===== Metin alıntısı =====

Şair Bayram Balcı’nın bir yazısından alıntı yapmak istiyorum; bence doğru ve tartışılabilir yanlarıyla önemli bir alıntı: ‘Şiir, çoğunluğun aklını kurcalamaz. Çoğunluğun yaşamına girmez. Çoğunluğun aradığı ya da olmasını istediği hiçbir işin elinden tutmaz. Bu yüzden de şiir çoğunluğun dışındadır. Çoğunluğun dışında kalır. Çünkü, şiir bir amaç gütmez, bir şey öğretmez. Bunun için de güven vermez. Bütün bunlardan sonra çoğunluğun şiire uzak durması da anlaşılmaz değildir. Bir işe yaramaz çünkü şiir. Kolayca anlaşıla verilen bir şey de değildir. Çünkü çoğunluk, şiirin dediğini diyemez. Onu açıklayamaz. Bu da şiirin çoğunluğa karışmasına engel olur. Hem karışsa bile bu karışım çok kısadır, bir şimşek çakmasından öteye geçmez. Şiir, hemen çoğunlukca eski yerine, yokluğa konur. Bu konuda şiirin elinden gelen hiçbir şey yoktur. Yoktur, çünkü hiçbir şiir, dünyada okuyucu için yazılmamıştır’ Bu açıdan bakıldığında şairin okuyucudan uzak bir üretim sürecinde oluşuyla, aslında yalnızlığı tercih eden bir halinin olduğu söylenebilir. Oysa etkilemiş olduğu toplumdan aldığı yansılarla, kendi sanatını yönlendirebilmeyi başarmalıdır şair! Lautreamont’un dediği gibi “şiir herkesçe yaratılmalıdır; tek bir kişi tarafından değil…?

===== Gösterilen bilgiler =====

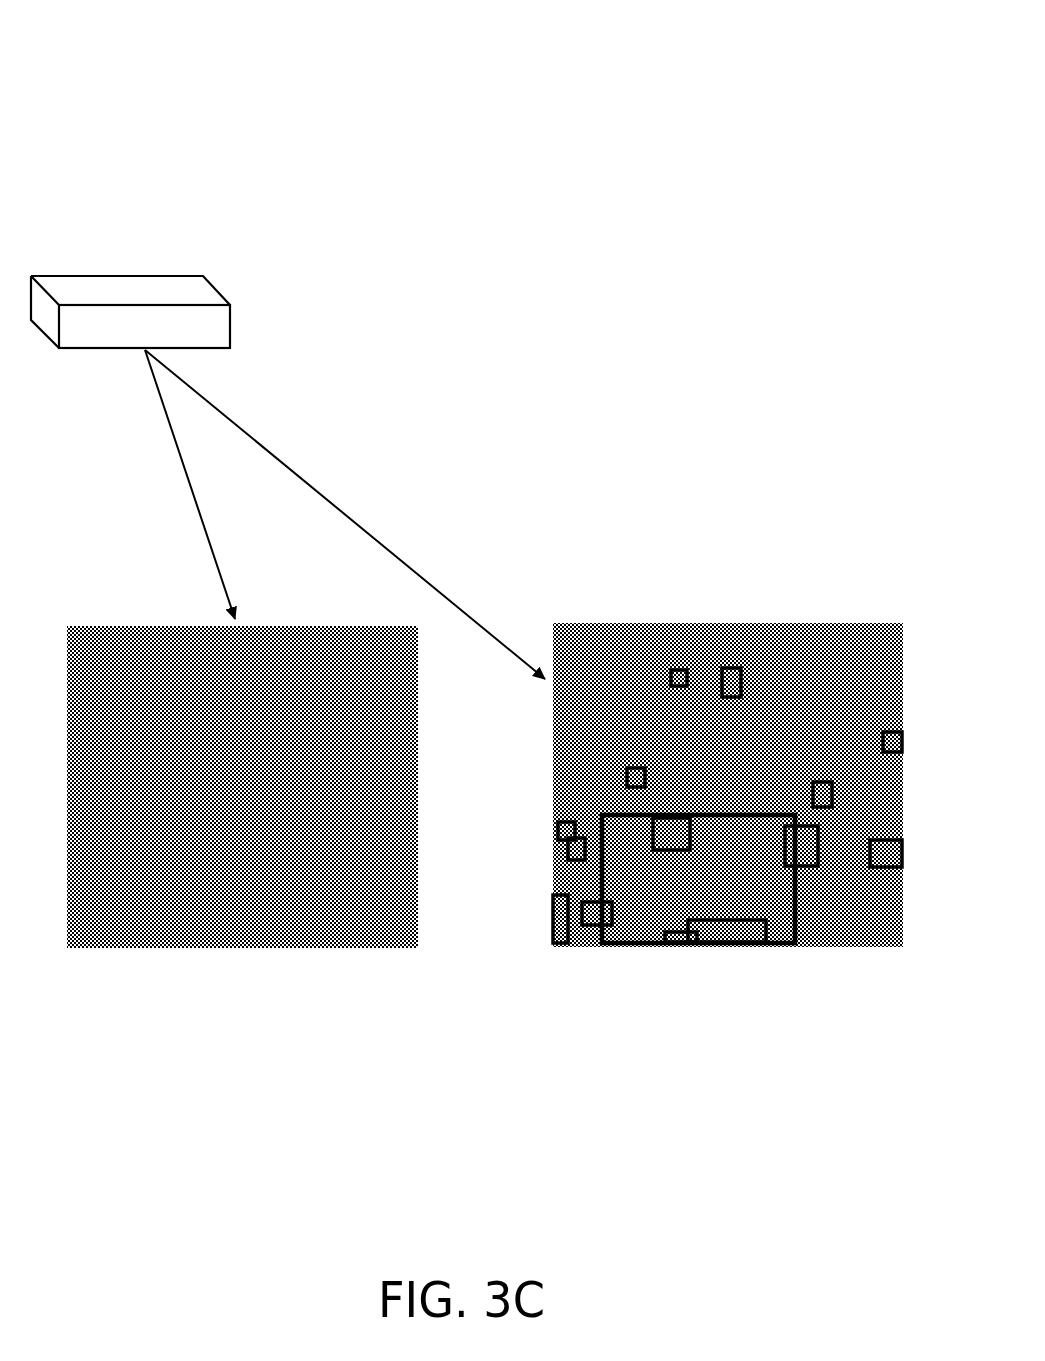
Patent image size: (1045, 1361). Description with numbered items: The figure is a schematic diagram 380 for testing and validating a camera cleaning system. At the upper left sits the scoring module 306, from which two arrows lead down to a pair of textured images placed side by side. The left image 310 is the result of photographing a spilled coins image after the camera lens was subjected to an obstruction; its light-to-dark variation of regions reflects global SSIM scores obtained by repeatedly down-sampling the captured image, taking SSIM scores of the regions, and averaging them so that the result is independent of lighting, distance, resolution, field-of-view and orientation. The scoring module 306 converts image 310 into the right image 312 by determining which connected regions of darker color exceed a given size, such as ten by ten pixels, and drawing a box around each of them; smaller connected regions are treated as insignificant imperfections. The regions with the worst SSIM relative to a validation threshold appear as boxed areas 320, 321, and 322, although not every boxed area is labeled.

The schematic diagram 380 is at (824, 24).
The scoring module 306 is at (127, 275).
The image 310 is at (162, 625).
The image 312 is at (598, 622).
The boxed area 320 is at (682, 669).
The boxed area 321 is at (734, 667).
The boxed area 322 is at (900, 849).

=====

Yapılacak iş:
Lütfen şiir ile çoğunluk arasındaki ilişkiyi anlatan metni, tek bir harfini bile değiştirmeden baştan sona çıkarın.

Alıştırma çözümü:
Şair Bayram Balcı’nın bir yazısından alıntı yapmak istiyorum; bence doğru ve tartışılabilir yanlarıyla önemli bir alıntı: ‘Şiir, çoğunluğun aklını kurcalamaz. Çoğunluğun yaşamına girmez. Çoğunluğun aradığı ya da olmasını istediği hiçbir işin elinden tutmaz. Bu yüzden de şiir çoğunluğun dışındadır. Çoğunluğun dışında kalır. Çünkü, şiir bir amaç gütmez, bir şey öğretmez. Bunun için de güven vermez. Bütün bunlardan sonra çoğunluğun şiire uzak durması da anlaşılmaz değildir. Bir işe yaramaz çünkü şiir. Kolayca anlaşıla verilen bir şey de değildir. Çünkü çoğunluk, şiirin dediğini diyemez. Onu açıklayamaz. Bu da şiirin çoğunluğa karışmasına engel olur. Hem karışsa bile bu karışım çok kısadır, bir şimşek çakmasından öteye geçmez. Şiir, hemen çoğunlukca eski yerine, yokluğa konur. Bu konuda şiirin elinden gelen hiçbir şey yoktur. Yoktur, çünkü hiçbir şiir, dünyada okuyucu için yazılmamıştır’ Bu açıdan bakıldığında şairin okuyucudan uzak bir üretim sürecinde oluşuyla, aslında yalnızlığı tercih eden bir halinin olduğu söylenebilir. Oysa etkilemiş olduğu toplumdan aldığı yansılarla, kendi sanatını yönlendirebilmeyi başarmalıdır şair! Lautreamont’un dediği gibi “şiir herkesçe yaratılmalıdır; tek bir kişi tarafından değil…?